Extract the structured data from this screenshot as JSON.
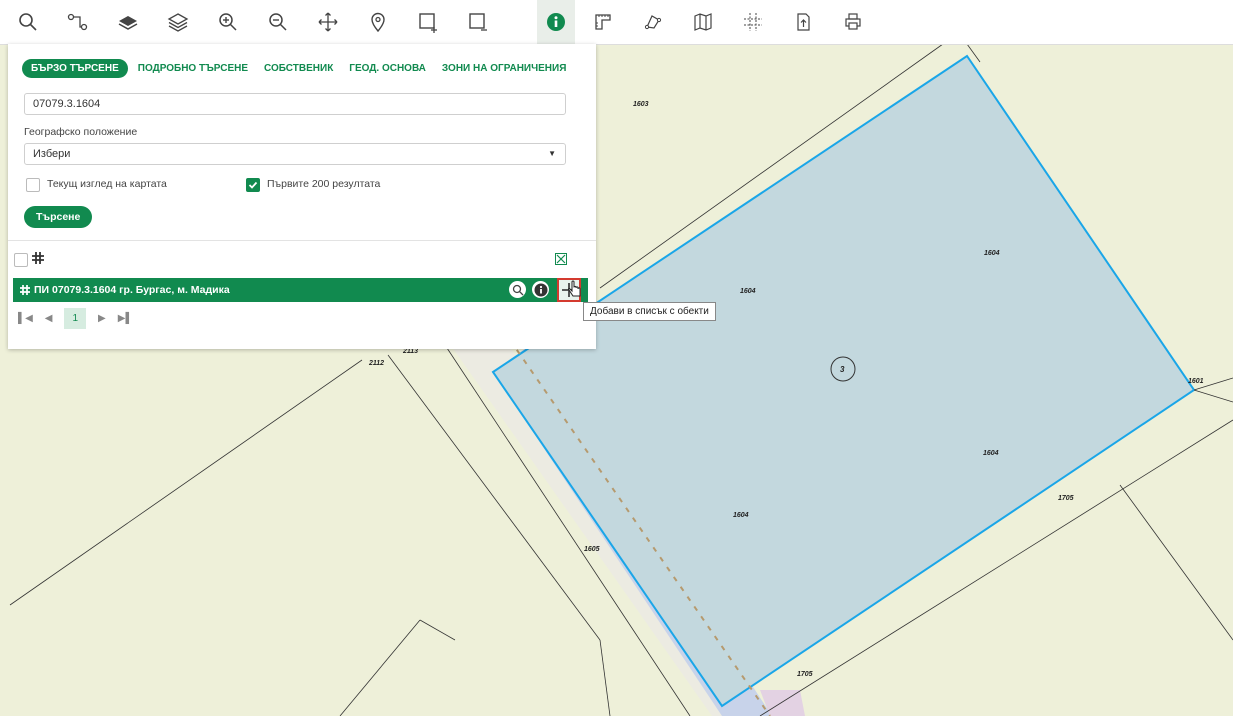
{
  "toolbar": {
    "tools": [
      {
        "name": "search-tool",
        "icon": "search-icon",
        "active": false
      },
      {
        "name": "route-tool",
        "icon": "route-icon",
        "active": false
      },
      {
        "name": "layer-tool",
        "icon": "layer-icon",
        "active": false
      },
      {
        "name": "layers-tool",
        "icon": "layers-icon",
        "active": false
      },
      {
        "name": "zoom-in-tool",
        "icon": "zoom-in-icon",
        "active": false
      },
      {
        "name": "zoom-out-tool",
        "icon": "zoom-out-icon",
        "active": false
      },
      {
        "name": "pan-tool",
        "icon": "pan-icon",
        "active": false
      },
      {
        "name": "location-tool",
        "icon": "location-pin-icon",
        "active": false
      },
      {
        "name": "select-add-tool",
        "icon": "select-add-icon",
        "active": false
      },
      {
        "name": "select-remove-tool",
        "icon": "select-remove-icon",
        "active": false
      },
      {
        "name": "info-tool",
        "icon": "info-icon",
        "active": true
      },
      {
        "name": "measure-tool",
        "icon": "ruler-icon",
        "active": false
      },
      {
        "name": "polygon-tool",
        "icon": "polygon-icon",
        "active": false
      },
      {
        "name": "map-tool",
        "icon": "map-icon",
        "active": false
      },
      {
        "name": "grid-tool",
        "icon": "grid-icon",
        "active": false
      },
      {
        "name": "export-tool",
        "icon": "export-icon",
        "active": false
      },
      {
        "name": "print-tool",
        "icon": "print-icon",
        "active": false
      }
    ]
  },
  "panel": {
    "tabs": [
      "БЪРЗО ТЪРСЕНЕ",
      "ПОДРОБНО ТЪРСЕНЕ",
      "СОБСТВЕНИК",
      "ГЕОД. ОСНОВА",
      "ЗОНИ НА ОГРАНИЧЕНИЯ"
    ],
    "search_value": "07079.3.1604",
    "geo_label": "Географско положение",
    "geo_select": "Избери",
    "checkbox_current_view": "Текущ изглед на картата",
    "checkbox_first_200": "Първите 200 резултата",
    "search_button": "Търсене",
    "result_text": "ПИ 07079.3.1604 гр. Бургас, м. Мадика",
    "page_current": "1",
    "tooltip": "Добави в списък с обекти"
  },
  "map": {
    "labels": [
      "1603",
      "1604",
      "1604",
      "1604",
      "1604",
      "1601",
      "1705",
      "1705",
      "1605",
      "2113",
      "2112",
      "3"
    ],
    "colors": {
      "background": "#eef0d9",
      "parcel_fill": "#c3d8de",
      "parcel_stroke": "#1aa6e8",
      "road_fill": "#c8d3ea",
      "brand": "#118a4f"
    }
  }
}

What the task asks – Write down the number of lines where the word "zoom" appears, and nothing further.

Expected answer – 4